- WHAT THIS TASK INVOLVES: Every line of the data must be copied exactly.
##### RECORDED INFORMATION #####
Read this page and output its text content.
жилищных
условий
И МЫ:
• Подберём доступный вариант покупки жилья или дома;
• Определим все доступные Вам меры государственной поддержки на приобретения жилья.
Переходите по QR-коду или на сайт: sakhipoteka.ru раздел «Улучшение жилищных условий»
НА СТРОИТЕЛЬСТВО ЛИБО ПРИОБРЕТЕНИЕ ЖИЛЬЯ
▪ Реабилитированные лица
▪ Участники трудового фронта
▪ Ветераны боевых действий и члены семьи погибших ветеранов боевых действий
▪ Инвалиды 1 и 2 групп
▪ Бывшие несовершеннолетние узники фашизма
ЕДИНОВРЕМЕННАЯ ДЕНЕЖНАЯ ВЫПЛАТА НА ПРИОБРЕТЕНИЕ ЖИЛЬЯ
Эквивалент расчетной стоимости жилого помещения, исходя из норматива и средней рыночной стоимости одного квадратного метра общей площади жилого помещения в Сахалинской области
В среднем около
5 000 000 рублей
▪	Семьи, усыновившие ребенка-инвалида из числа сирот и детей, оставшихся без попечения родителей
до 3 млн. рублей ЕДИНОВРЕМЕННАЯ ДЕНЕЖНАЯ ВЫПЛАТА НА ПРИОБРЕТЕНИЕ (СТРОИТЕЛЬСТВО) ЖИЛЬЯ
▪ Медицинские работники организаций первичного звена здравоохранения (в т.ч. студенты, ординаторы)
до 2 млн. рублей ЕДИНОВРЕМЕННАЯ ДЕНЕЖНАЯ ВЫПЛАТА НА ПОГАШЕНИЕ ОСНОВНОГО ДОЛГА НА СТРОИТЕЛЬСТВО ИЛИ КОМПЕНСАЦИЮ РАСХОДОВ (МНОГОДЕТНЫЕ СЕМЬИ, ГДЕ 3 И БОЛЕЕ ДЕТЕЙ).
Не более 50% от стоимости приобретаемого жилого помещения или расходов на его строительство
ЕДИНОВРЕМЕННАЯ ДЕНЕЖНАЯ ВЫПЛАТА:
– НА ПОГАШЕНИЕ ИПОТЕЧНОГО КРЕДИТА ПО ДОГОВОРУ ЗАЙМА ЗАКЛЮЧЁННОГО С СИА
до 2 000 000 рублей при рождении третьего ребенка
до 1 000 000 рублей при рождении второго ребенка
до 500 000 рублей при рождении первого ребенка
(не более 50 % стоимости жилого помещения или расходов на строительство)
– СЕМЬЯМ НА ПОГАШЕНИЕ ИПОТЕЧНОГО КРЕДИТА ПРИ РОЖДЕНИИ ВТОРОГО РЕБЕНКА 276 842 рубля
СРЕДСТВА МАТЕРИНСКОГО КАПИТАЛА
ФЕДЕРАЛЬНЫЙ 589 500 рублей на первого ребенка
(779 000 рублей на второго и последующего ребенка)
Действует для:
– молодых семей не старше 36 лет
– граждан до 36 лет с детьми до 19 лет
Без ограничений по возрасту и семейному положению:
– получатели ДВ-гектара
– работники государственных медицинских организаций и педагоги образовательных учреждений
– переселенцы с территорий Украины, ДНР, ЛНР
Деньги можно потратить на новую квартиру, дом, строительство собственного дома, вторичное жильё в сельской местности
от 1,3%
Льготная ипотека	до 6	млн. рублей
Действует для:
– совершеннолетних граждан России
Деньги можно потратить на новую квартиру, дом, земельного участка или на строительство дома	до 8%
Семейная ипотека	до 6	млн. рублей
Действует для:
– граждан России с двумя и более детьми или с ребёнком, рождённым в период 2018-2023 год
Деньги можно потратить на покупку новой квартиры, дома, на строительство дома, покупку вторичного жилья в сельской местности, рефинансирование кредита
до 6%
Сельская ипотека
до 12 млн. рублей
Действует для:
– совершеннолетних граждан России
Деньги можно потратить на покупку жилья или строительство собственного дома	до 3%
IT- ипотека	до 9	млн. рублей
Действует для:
#####
- SOLUTION TO THIS EXERCISE:
Read this page and output its text content.
жилищных
условий
И МЫ:
• Подберём доступный вариант покупки жилья или дома;
• Определим все доступные Вам меры государственной поддержки на приобретения жилья.
Переходите по QR-коду или на сайт: sakhipoteka.ru раздел «Улучшение жилищных условий»
НА СТРОИТЕЛЬСТВО ЛИБО ПРИОБРЕТЕНИЕ ЖИЛЬЯ
▪ Реабилитированные лица
▪ Участники трудового фронта
▪ Ветераны боевых действий и члены семьи погибших ветеранов боевых действий
▪ Инвалиды 1 и 2 групп
▪ Бывшие несовершеннолетние узники фашизма
ЕДИНОВРЕМЕННАЯ ДЕНЕЖНАЯ ВЫПЛАТА НА ПРИОБРЕТЕНИЕ ЖИЛЬЯ
Эквивалент расчетной стоимости жилого помещения, исходя из норматива и средней рыночной стоимости одного квадратного метра общей площади жилого помещения в Сахалинской области
В среднем около
5 000 000 рублей
▪	Семьи, усыновившие ребенка-инвалида из числа сирот и детей, оставшихся без попечения родителей
до 3 млн. рублей ЕДИНОВРЕМЕННАЯ ДЕНЕЖНАЯ ВЫПЛАТА НА ПРИОБРЕТЕНИЕ (СТРОИТЕЛЬСТВО) ЖИЛЬЯ
▪ Медицинские работники организаций первичного звена здравоохранения (в т.ч. студенты, ординаторы)
до 2 млн. рублей ЕДИНОВРЕМЕННАЯ ДЕНЕЖНАЯ ВЫПЛАТА НА ПОГАШЕНИЕ ОСНОВНОГО ДОЛГА НА СТРОИТЕЛЬСТВО ИЛИ КОМПЕНСАЦИЮ РАСХОДОВ (МНОГОДЕТНЫЕ СЕМЬИ, ГДЕ 3 И БОЛЕЕ ДЕТЕЙ).
Не более 50% от стоимости приобретаемого жилого помещения или расходов на его строительство
ЕДИНОВРЕМЕННАЯ ДЕНЕЖНАЯ ВЫПЛАТА:
– НА ПОГАШЕНИЕ ИПОТЕЧНОГО КРЕДИТА ПО ДОГОВОРУ ЗАЙМА ЗАКЛЮЧЁННОГО С СИА
до 2 000 000 рублей при рождении третьего ребенка
до 1 000 000 рублей при рождении второго ребенка
до 500 000 рублей при рождении первого ребенка
(не более 50 % стоимости жилого помещения или расходов на строительство)
– СЕМЬЯМ НА ПОГАШЕНИЕ ИПОТЕЧНОГО КРЕДИТА ПРИ РОЖДЕНИИ ВТОРОГО РЕБЕНКА 276 842 рубля
СРЕДСТВА МАТЕРИНСКОГО КАПИТАЛА
ФЕДЕРАЛЬНЫЙ 589 500 рублей на первого ребенка
(779 000 рублей на второго и последующего ребенка)
Действует для:
– молодых семей не старше 36 лет
– граждан до 36 лет с детьми до 19 лет
Без ограничений по возрасту и семейному положению:
– получатели ДВ-гектара
– работники государственных медицинских организаций и педагоги образовательных учреждений
– переселенцы с территорий Украины, ДНР, ЛНР
Деньги можно потратить на новую квартиру, дом, строительство собственного дома, вторичное жильё в сельской местности
от 1,3%
Льготная ипотека	до 6	млн. рублей
Действует для:
– совершеннолетних граждан России
Деньги можно потратить на новую квартиру, дом, земельного участка или на строительство дома	до 8%
Семейная ипотека	до 6	млн. рублей
Действует для:
– граждан России с двумя и более детьми или с ребёнком, рождённым в период 2018-2023 год
Деньги можно потратить на покупку новой квартиры, дома, на строительство дома, покупку вторичного жилья в сельской местности, рефинансирование кредита
до 6%
Сельская ипотека
до 12 млн. рублей
Действует для:
– совершеннолетних граждан России
Деньги можно потратить на покупку жилья или строительство собственного дома	до 3%
IT- ипотека	до 9	млн. рублей
Действует для:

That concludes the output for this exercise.